Task details: How many lines of the data hold the word "Brands"? State the number and nothing else.

-- start of Extracted information --

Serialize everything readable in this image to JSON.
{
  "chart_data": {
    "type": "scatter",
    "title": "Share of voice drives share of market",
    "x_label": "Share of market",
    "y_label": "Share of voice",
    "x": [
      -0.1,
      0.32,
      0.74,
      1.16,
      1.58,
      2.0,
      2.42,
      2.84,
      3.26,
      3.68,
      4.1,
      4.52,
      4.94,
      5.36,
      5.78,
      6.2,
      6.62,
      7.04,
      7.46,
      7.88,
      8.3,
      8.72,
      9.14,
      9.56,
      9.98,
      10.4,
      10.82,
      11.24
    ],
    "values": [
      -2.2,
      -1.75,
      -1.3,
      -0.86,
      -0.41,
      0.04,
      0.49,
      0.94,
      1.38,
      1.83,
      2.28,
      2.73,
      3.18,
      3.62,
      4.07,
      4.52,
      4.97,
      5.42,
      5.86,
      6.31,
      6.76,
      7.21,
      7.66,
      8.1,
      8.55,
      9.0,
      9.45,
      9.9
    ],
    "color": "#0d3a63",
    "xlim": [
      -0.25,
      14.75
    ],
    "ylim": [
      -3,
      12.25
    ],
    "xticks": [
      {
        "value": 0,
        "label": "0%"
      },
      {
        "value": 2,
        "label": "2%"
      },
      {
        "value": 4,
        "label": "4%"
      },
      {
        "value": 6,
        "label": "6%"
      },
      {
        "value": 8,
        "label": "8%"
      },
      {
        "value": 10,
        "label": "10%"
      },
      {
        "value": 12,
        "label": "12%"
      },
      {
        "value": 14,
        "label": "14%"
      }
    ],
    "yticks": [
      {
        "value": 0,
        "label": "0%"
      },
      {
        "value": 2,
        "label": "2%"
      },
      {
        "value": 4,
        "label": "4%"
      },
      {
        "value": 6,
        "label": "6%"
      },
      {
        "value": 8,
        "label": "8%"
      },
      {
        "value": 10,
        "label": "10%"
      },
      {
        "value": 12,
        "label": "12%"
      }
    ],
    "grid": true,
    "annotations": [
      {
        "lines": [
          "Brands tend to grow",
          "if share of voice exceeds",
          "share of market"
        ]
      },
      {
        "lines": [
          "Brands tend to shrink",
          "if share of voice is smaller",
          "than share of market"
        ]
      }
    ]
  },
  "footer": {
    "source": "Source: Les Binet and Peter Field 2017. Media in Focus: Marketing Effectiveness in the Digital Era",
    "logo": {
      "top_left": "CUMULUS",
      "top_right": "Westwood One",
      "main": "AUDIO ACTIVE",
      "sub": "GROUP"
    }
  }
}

-- end of Extracted information --

Result below: 2